Written request: Which lines below hold the word "level"? Copy all of them.
=== Data rows ===
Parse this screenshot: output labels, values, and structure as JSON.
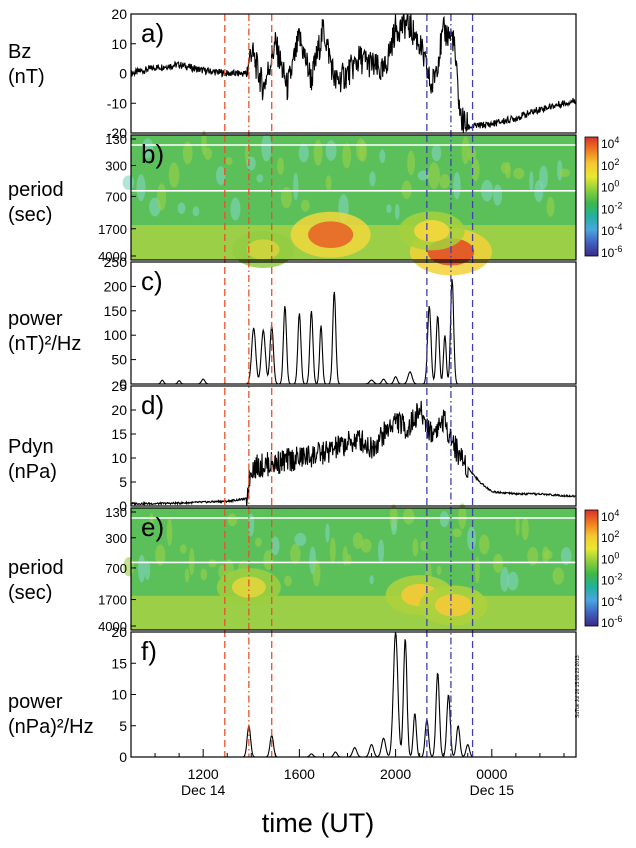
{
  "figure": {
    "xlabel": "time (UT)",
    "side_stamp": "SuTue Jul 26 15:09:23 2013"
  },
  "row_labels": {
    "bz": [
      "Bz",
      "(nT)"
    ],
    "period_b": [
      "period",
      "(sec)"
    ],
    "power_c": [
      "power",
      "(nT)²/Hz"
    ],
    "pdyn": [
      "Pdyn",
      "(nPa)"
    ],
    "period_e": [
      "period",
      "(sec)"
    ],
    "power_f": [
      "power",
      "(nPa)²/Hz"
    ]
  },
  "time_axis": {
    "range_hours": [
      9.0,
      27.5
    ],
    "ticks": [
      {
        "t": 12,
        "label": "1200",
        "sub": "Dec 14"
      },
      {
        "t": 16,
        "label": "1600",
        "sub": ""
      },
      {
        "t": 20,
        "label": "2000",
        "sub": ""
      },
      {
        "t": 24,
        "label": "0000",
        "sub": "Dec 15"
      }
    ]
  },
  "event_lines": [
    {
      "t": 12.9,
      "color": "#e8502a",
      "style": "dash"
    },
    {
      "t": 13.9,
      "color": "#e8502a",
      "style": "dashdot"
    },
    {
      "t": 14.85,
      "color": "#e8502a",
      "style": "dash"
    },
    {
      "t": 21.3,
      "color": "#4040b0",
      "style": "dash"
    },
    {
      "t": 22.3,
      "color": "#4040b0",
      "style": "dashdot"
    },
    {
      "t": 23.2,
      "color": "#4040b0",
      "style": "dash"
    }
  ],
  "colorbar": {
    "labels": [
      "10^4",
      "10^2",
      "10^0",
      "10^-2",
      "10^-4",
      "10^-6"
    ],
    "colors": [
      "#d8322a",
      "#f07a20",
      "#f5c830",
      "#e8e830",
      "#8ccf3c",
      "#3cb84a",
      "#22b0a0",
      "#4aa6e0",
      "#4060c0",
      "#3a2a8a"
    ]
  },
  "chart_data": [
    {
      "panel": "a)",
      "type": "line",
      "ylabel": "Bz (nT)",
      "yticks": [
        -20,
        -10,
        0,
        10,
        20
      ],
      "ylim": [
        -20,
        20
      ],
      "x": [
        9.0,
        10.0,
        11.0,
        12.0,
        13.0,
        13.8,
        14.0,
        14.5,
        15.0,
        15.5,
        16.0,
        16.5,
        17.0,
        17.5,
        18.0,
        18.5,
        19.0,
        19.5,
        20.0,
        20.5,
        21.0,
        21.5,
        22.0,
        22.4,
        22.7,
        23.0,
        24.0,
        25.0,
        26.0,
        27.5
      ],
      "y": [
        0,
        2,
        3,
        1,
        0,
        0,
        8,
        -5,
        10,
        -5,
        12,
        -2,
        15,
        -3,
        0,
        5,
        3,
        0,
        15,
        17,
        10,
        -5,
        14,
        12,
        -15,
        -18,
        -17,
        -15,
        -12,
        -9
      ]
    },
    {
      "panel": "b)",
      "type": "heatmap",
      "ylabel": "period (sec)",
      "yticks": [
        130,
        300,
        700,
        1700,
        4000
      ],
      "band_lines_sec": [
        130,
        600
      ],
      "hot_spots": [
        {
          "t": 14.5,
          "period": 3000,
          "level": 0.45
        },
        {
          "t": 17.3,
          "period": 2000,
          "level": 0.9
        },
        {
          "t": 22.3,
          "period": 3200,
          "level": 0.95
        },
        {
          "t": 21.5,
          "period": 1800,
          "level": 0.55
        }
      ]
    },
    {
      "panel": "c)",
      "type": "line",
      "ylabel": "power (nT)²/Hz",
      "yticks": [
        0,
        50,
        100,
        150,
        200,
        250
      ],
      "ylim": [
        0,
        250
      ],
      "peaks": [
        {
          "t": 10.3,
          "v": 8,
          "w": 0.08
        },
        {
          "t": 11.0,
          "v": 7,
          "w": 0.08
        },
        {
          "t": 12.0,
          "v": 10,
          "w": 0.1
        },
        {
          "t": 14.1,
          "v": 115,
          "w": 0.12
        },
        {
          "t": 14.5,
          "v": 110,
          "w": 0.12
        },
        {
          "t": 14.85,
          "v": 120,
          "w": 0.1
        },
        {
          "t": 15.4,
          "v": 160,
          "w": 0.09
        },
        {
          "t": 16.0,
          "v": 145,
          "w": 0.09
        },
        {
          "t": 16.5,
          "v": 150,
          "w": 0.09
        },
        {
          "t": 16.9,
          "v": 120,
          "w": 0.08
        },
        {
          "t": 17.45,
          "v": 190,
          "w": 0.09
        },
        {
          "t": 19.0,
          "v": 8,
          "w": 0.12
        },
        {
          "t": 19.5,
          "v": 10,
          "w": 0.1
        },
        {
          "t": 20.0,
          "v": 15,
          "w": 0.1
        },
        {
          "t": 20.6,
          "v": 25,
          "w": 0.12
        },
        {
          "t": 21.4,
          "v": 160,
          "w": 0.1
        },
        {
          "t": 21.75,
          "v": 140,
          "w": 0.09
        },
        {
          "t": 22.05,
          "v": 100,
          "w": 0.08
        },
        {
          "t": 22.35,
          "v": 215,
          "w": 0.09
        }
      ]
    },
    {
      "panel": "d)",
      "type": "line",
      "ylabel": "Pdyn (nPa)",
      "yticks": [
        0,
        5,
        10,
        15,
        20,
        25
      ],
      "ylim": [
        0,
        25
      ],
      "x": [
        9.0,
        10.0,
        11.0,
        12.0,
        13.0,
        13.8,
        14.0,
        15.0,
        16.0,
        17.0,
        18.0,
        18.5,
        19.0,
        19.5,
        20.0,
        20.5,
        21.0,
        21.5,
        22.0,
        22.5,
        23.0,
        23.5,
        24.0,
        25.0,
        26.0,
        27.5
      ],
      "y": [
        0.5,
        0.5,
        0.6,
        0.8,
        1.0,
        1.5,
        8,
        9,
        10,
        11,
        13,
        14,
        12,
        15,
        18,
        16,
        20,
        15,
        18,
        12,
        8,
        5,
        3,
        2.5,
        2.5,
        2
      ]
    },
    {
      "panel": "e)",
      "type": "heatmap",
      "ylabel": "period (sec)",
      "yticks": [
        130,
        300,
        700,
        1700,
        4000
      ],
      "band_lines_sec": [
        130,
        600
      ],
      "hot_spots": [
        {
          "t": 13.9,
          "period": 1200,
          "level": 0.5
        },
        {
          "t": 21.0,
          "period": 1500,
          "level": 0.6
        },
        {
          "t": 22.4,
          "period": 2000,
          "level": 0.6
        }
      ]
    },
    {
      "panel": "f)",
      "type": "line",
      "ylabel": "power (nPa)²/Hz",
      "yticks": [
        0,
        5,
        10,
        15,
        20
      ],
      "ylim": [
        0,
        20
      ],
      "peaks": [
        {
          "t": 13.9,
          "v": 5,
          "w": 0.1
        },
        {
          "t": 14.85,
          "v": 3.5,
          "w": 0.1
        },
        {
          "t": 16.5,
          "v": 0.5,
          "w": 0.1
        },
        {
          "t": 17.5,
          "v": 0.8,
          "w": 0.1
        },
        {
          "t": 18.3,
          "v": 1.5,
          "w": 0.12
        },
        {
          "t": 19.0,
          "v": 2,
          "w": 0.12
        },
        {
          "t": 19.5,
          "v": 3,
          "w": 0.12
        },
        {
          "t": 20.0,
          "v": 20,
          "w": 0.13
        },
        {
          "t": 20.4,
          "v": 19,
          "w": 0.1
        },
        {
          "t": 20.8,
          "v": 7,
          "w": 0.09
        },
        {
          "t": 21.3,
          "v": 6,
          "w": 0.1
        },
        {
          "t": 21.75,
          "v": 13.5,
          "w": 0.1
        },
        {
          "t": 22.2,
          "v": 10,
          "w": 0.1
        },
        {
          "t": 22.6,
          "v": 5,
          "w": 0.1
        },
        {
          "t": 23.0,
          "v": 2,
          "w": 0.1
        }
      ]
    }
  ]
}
===
Exercise response:
          "level": 0.45
          "level": 0.9
          "level": 0.95
          "level": 0.55
          "level": 0.5
          "level": 0.6
          "level": 0.6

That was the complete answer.